◆ Prompt
Give back a single number, the count of lines containing the word "Prikolica".

[Figure dataset records]
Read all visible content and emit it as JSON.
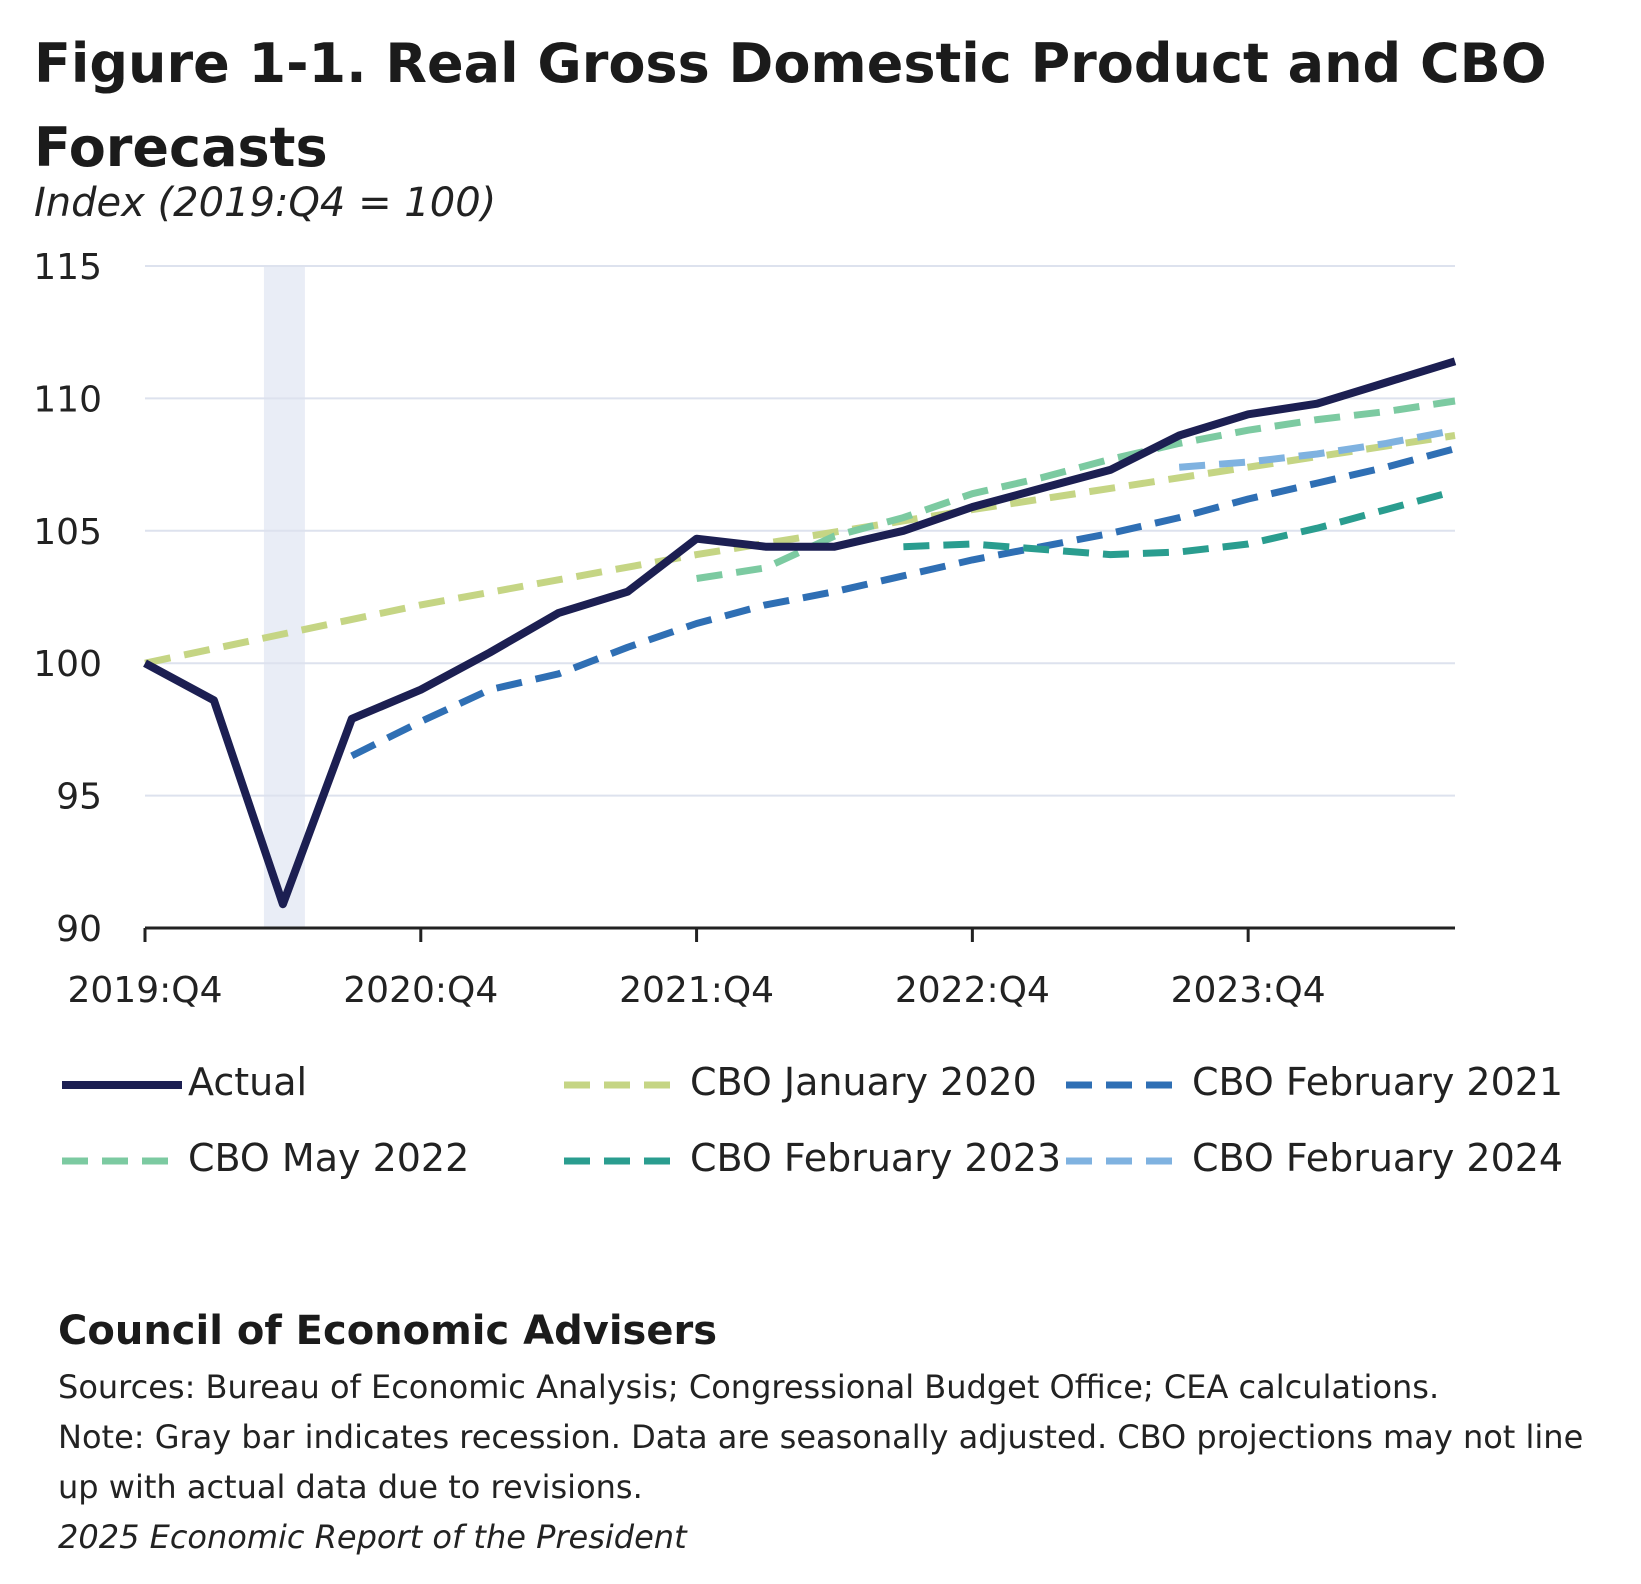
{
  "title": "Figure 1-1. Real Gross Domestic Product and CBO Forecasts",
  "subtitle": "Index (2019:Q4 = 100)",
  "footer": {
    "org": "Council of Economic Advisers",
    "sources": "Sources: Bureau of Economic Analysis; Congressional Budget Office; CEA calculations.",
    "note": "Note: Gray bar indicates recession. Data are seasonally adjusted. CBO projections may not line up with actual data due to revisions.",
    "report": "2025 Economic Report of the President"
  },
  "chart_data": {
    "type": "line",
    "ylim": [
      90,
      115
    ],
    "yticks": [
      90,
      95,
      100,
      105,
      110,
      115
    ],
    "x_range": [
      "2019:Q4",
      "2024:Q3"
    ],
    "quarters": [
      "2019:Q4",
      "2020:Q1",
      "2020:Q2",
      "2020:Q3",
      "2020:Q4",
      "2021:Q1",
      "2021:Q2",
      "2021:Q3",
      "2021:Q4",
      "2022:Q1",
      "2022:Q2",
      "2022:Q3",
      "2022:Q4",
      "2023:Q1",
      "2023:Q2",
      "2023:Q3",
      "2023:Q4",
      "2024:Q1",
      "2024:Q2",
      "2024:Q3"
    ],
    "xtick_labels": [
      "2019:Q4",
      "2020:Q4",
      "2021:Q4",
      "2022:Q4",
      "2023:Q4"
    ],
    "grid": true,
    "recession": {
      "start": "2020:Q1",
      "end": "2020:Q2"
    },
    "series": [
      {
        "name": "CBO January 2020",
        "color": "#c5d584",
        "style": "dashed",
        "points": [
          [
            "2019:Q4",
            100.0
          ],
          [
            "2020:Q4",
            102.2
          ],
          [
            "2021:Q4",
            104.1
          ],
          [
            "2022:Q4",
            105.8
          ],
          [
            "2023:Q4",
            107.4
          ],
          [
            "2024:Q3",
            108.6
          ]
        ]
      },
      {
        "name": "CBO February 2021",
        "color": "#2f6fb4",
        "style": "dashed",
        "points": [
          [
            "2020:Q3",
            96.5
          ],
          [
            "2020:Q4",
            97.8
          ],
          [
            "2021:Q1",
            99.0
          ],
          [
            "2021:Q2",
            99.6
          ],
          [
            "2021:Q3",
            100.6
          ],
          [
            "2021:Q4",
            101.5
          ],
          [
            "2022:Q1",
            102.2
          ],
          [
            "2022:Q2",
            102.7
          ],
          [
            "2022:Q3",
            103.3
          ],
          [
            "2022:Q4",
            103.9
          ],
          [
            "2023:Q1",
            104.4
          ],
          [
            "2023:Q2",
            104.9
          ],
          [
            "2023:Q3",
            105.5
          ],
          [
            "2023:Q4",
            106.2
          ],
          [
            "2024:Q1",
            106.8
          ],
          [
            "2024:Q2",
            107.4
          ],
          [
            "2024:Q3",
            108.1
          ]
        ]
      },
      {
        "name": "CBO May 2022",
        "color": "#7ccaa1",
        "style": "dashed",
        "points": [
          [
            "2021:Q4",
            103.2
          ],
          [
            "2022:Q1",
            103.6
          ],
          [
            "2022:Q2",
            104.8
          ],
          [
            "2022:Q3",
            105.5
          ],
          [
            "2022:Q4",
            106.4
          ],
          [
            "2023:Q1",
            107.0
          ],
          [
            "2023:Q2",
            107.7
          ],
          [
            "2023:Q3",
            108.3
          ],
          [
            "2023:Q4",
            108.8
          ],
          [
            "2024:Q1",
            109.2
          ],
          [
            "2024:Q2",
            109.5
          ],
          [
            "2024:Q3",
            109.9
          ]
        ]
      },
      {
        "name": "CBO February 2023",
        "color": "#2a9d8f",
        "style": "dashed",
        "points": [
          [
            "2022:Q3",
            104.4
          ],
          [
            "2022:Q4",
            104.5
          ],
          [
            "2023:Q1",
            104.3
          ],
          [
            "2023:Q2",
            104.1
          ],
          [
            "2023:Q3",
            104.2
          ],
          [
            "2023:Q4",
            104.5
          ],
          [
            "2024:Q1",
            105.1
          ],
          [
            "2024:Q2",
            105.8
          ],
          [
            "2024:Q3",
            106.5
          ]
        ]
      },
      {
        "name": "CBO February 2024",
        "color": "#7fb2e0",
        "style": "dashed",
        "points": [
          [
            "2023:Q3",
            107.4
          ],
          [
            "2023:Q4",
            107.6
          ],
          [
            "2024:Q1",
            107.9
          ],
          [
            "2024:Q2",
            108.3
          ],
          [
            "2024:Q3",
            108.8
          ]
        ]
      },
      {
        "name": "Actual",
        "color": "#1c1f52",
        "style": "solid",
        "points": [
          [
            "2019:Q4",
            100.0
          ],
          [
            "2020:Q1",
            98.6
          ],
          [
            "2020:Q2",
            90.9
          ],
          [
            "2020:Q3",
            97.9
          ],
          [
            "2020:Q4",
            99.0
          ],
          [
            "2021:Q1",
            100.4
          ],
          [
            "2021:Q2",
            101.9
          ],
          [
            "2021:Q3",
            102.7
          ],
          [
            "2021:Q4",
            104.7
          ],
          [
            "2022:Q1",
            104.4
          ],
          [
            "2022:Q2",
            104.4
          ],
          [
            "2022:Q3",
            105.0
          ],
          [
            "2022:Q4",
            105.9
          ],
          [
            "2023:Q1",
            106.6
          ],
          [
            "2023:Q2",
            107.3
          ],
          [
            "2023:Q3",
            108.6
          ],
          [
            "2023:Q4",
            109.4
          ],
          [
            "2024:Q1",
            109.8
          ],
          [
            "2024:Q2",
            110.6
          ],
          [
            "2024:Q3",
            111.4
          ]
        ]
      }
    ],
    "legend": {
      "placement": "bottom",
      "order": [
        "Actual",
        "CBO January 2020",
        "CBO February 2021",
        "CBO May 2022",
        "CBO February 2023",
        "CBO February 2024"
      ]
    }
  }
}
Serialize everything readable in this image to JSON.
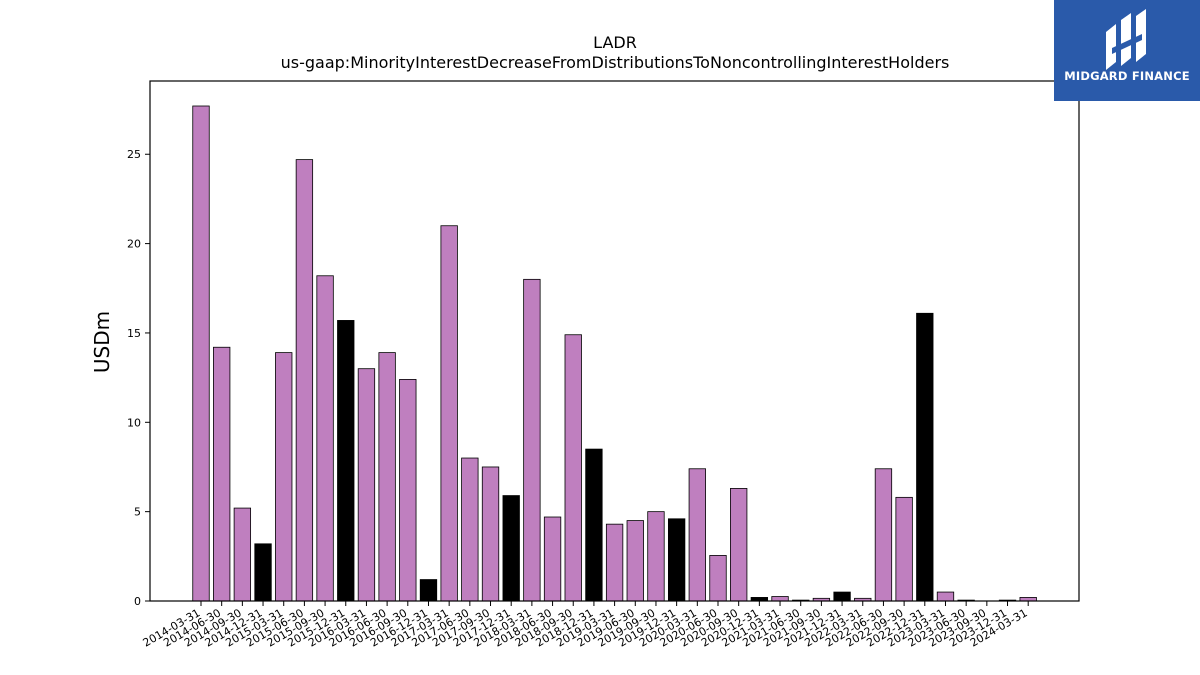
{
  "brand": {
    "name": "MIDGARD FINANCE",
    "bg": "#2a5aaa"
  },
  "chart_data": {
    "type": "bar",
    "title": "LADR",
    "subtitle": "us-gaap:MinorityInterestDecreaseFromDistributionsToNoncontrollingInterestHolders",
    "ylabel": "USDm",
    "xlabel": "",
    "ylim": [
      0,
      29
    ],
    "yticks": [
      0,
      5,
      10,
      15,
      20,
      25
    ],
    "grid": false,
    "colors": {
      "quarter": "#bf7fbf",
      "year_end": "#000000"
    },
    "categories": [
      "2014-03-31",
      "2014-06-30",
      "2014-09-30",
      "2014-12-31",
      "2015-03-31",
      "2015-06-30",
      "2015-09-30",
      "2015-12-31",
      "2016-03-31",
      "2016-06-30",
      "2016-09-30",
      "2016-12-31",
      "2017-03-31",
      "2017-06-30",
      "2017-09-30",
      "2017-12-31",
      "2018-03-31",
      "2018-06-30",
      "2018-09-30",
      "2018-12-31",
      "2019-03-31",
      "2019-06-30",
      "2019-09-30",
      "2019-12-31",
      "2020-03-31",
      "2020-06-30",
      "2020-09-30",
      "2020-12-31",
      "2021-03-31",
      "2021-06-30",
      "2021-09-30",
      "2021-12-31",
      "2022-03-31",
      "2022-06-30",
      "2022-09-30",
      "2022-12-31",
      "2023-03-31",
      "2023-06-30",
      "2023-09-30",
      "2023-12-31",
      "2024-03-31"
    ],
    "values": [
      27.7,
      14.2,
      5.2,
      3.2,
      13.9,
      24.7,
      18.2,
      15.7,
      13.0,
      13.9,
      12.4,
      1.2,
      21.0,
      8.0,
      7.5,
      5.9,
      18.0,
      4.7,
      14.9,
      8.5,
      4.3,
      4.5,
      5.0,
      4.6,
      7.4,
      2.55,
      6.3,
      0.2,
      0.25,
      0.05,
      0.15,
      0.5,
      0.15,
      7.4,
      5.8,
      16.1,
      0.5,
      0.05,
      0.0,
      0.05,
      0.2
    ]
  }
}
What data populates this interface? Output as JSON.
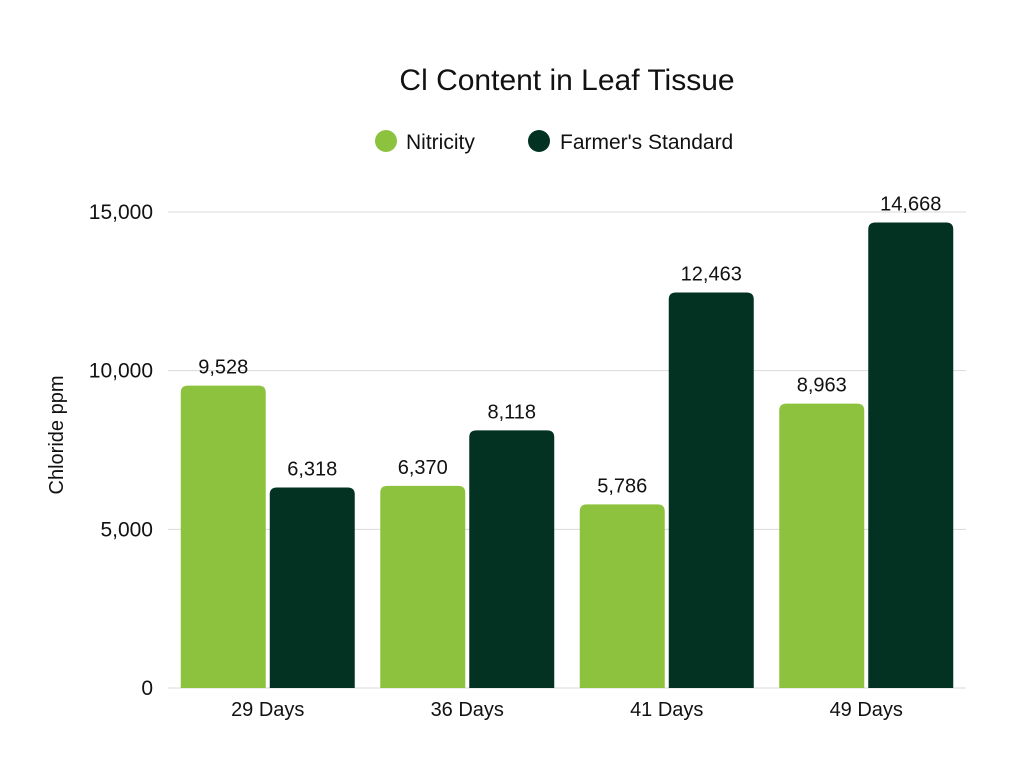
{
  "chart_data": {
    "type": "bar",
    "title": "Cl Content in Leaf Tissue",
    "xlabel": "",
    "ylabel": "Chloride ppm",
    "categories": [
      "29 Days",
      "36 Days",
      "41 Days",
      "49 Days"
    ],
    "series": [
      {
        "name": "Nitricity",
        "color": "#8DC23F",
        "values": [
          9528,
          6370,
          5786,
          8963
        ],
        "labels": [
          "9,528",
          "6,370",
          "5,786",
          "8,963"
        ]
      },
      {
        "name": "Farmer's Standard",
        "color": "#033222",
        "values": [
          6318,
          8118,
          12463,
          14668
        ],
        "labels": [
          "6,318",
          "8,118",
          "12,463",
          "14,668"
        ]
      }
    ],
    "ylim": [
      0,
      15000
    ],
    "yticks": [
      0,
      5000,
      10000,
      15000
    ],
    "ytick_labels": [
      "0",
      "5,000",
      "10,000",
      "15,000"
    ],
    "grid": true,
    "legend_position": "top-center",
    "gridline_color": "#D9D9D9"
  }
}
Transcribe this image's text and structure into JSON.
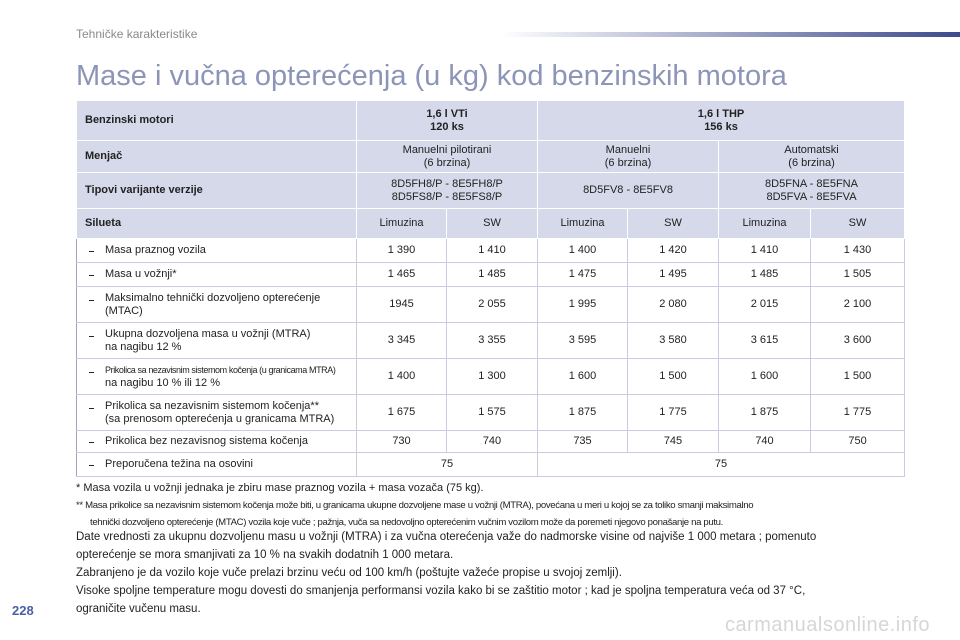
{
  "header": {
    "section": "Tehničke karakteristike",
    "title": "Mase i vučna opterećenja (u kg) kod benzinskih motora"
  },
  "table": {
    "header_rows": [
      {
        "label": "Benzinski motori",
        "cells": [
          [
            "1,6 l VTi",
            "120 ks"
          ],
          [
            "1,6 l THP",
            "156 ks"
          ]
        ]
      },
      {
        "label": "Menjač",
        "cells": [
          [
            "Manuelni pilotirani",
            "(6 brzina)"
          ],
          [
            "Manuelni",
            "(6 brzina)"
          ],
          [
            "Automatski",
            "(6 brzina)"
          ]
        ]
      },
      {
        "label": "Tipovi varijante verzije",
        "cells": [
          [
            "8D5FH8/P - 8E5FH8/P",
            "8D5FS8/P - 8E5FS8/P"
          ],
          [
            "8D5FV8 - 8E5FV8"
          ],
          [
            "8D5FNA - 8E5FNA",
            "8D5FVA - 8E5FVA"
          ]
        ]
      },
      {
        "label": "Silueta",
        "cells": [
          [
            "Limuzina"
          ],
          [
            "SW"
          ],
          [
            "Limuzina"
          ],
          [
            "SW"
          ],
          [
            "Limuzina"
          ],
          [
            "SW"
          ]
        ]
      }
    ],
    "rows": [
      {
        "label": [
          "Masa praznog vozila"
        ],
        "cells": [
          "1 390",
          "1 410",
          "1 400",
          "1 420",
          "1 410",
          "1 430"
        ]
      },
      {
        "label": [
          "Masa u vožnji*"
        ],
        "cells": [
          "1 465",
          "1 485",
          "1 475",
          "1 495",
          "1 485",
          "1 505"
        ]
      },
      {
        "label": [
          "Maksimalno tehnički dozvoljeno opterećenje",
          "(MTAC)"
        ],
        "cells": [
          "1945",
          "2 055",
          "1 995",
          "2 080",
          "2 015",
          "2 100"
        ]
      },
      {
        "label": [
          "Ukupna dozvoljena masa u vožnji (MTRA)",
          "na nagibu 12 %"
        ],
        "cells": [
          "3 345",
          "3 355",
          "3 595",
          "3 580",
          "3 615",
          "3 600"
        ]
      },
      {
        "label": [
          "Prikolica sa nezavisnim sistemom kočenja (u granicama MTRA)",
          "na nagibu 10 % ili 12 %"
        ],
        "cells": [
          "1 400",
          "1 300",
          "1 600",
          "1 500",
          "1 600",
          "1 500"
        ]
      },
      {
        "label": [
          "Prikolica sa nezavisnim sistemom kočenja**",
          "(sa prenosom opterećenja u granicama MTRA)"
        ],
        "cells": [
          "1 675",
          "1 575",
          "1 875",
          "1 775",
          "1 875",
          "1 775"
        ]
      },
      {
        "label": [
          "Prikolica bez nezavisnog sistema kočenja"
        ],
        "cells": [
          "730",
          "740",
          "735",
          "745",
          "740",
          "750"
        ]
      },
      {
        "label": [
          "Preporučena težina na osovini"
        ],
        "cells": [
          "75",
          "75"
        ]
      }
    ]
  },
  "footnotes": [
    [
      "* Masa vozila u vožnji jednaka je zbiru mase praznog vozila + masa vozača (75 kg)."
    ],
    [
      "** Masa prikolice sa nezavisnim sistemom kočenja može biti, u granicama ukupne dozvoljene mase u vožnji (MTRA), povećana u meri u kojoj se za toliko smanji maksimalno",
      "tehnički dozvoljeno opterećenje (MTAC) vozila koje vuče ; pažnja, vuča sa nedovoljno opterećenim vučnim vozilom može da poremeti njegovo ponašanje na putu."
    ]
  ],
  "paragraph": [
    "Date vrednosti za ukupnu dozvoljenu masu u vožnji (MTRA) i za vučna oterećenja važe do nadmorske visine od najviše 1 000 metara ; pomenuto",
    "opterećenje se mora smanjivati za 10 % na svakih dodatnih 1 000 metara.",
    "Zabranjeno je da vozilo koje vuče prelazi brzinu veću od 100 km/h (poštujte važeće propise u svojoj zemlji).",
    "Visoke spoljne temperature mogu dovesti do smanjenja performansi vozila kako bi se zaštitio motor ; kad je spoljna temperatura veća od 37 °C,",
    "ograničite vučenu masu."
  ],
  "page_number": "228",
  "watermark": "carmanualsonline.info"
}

◆ Solution to this exercise
3